Data provided:
------------------------------

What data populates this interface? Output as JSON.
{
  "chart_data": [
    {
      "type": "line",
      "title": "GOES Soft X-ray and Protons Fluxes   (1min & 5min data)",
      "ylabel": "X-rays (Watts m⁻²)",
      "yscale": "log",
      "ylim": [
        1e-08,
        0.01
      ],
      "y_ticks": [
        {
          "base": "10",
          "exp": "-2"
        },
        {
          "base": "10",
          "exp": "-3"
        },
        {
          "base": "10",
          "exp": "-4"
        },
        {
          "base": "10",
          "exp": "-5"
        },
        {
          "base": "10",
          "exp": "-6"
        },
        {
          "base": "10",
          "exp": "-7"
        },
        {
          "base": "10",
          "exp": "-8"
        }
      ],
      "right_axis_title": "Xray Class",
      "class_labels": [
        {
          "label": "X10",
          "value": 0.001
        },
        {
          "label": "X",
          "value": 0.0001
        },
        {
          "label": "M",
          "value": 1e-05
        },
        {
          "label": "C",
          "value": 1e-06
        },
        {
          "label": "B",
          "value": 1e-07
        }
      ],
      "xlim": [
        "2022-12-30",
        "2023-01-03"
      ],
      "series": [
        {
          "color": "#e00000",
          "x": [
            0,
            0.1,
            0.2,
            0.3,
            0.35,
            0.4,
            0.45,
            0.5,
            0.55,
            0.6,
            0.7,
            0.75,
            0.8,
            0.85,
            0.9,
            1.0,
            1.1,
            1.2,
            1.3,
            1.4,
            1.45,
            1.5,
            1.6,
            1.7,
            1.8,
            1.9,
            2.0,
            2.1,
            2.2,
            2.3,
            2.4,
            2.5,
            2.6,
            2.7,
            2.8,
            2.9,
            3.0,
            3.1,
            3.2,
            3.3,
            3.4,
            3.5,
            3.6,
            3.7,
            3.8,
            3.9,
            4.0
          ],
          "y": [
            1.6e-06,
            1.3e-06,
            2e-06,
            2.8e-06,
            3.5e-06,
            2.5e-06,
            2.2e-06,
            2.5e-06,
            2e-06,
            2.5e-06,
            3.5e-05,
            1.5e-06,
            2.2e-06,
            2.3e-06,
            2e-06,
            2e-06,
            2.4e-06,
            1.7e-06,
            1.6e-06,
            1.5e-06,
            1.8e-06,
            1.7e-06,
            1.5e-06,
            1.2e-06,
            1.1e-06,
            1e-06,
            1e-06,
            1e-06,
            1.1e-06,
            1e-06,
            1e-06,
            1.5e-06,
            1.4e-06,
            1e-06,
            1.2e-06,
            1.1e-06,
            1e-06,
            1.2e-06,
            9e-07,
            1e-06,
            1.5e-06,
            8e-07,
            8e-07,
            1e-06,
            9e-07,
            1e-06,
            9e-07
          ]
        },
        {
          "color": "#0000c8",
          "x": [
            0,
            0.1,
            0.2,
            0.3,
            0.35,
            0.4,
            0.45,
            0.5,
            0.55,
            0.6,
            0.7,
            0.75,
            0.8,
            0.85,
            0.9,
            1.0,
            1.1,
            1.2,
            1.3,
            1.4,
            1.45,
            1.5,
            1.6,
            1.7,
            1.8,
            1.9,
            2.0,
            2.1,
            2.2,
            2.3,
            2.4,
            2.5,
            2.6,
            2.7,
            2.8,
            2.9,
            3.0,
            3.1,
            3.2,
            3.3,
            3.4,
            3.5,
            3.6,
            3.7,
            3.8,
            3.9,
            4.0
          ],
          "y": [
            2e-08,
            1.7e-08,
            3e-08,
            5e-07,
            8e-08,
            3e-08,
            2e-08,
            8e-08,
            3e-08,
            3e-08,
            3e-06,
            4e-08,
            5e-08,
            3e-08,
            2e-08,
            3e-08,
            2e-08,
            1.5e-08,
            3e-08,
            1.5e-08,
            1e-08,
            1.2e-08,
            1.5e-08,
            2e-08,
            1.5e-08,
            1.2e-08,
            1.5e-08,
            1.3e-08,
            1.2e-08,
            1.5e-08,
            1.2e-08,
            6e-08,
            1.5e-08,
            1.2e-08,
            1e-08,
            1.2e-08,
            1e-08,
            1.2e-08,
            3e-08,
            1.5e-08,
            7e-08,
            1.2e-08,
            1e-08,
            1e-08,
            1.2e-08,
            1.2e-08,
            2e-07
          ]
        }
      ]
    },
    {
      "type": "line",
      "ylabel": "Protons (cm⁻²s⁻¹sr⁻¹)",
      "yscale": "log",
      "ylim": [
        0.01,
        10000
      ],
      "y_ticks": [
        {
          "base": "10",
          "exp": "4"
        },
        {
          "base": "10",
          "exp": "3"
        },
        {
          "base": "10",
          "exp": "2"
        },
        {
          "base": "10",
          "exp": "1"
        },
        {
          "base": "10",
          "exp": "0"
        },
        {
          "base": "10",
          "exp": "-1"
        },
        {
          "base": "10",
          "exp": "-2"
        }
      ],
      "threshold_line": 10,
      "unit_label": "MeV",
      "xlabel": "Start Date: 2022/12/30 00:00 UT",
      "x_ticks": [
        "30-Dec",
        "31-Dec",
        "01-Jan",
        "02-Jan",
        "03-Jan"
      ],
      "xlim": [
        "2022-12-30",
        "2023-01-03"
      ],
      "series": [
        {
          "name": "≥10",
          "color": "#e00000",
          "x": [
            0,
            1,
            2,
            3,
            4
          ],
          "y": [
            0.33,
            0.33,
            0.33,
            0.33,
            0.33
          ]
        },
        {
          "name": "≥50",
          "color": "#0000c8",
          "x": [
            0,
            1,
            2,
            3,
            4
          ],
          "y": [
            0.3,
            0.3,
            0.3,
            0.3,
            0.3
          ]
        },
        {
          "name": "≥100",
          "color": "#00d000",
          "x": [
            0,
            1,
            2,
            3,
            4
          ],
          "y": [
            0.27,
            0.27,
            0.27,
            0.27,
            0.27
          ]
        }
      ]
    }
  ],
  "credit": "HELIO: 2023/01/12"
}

------------------------------

Given instruction: List every line from the entries above in which "ylabel" appears.

Task result:
      "ylabel": "X-rays (Watts m⁻²)",
      "ylabel": "Protons (cm⁻²s⁻¹sr⁻¹)",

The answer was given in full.